> _WHAT YOU NEED TO DO_: Gather up every line from the entries below that uses the word "不正确的一项是".

> _DATA EXTRACT_:
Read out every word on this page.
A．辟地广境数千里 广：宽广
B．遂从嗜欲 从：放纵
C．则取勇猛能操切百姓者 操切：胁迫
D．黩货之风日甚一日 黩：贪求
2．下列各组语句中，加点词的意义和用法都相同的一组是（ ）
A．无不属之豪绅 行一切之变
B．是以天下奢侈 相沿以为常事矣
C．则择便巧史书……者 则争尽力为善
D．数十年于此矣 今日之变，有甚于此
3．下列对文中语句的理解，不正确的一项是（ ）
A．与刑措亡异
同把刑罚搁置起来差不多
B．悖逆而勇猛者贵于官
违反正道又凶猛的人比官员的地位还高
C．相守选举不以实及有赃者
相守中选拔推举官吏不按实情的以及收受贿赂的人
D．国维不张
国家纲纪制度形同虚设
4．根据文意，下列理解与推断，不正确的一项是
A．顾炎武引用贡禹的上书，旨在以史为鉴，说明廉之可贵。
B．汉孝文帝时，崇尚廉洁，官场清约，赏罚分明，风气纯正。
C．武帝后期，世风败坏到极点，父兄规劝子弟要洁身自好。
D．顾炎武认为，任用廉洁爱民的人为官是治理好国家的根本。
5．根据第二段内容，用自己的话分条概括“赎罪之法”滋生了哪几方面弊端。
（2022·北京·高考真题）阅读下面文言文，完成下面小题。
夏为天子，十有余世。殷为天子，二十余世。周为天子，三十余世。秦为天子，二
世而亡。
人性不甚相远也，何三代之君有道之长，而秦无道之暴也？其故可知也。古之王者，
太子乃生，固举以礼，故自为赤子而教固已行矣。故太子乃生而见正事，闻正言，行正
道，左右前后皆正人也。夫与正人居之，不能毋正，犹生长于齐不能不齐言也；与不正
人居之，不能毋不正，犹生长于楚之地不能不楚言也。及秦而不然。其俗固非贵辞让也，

> _SOLUTION_:
3．下列对文中语句的理解，不正确的一项是（ ）
4．根据文意，下列理解与推断，不正确的一项是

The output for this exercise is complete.